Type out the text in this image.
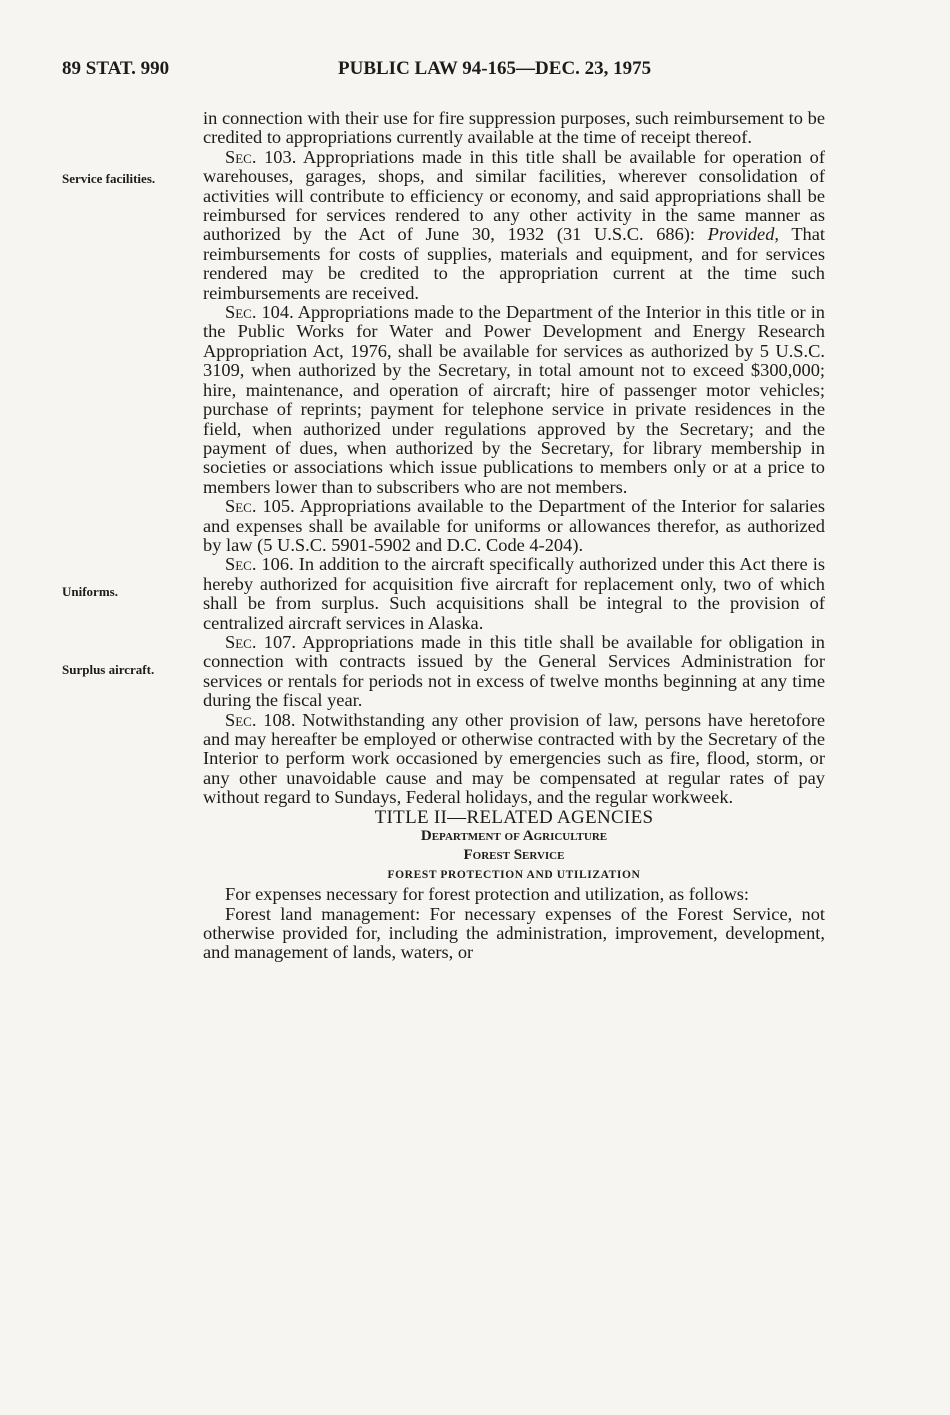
89 STAT. 990	PUBLIC LAW 94-165—DEC. 23, 1975
Service facilities.
Uniforms.
Surplus aircraft.

in connection with their use for fire suppression purposes, such reimbursement to be credited to appropriations currently available at the time of receipt thereof.

Sec. 103. Appropriations made in this title shall be available for operation of warehouses, garages, shops, and similar facilities, wherever consolidation of activities will contribute to efficiency or economy, and said appropriations shall be reimbursed for services rendered to any other activity in the same manner as authorized by the Act of June 30, 1932 (31 U.S.C. 686): Provided, That reimbursements for costs of supplies, materials and equipment, and for services rendered may be credited to the appropriation current at the time such reimbursements are received.

Sec. 104. Appropriations made to the Department of the Interior in this title or in the Public Works for Water and Power Development and Energy Research Appropriation Act, 1976, shall be available for services as authorized by 5 U.S.C. 3109, when authorized by the Secretary, in total amount not to exceed $300,000; hire, maintenance, and operation of aircraft; hire of passenger motor vehicles; purchase of reprints; payment for telephone service in private residences in the field, when authorized under regulations approved by the Secretary; and the payment of dues, when authorized by the Secretary, for library membership in societies or associations which issue publications to members only or at a price to members lower than to subscribers who are not members.

Sec. 105. Appropriations available to the Department of the Interior for salaries and expenses shall be available for uniforms or allowances therefor, as authorized by law (5 U.S.C. 5901-5902 and D.C. Code 4-204).

Sec. 106. In addition to the aircraft specifically authorized under this Act there is hereby authorized for acquisition five aircraft for replacement only, two of which shall be from surplus. Such acquisitions shall be integral to the provision of centralized aircraft services in Alaska.

Sec. 107. Appropriations made in this title shall be available for obligation in connection with contracts issued by the General Services Administration for services or rentals for periods not in excess of twelve months beginning at any time during the fiscal year.

Sec. 108. Notwithstanding any other provision of law, persons have heretofore and may hereafter be employed or otherwise contracted with by the Secretary of the Interior to perform work occasioned by emergencies such as fire, flood, storm, or any other unavoidable cause and may be compensated at regular rates of pay without regard to Sundays, Federal holidays, and the regular workweek.

TITLE II—RELATED AGENCIES

Department of Agriculture

Forest Service

FOREST PROTECTION AND UTILIZATION

For expenses necessary for forest protection and utilization, as follows:

Forest land management: For necessary expenses of the Forest Service, not otherwise provided for, including the administration, improvement, development, and management of lands, waters, or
= = = = =
WRITTEN PROBLEM: Show every line in the records above that contains the word "expenses".

ANSWER TO THIS TASK:
Sec. 105. Appropriations available to the Department of the Interior for salaries and expenses shall be available for uniforms or allowances therefor, as authorized by law (5 U.S.C. 5901-5902 and D.C. Code 4-204).
For expenses necessary for forest protection and utilization, as follows:
Forest land management: For necessary expenses of the Forest Service, not otherwise provided for, including the administration, improvement, development, and management of lands, waters, or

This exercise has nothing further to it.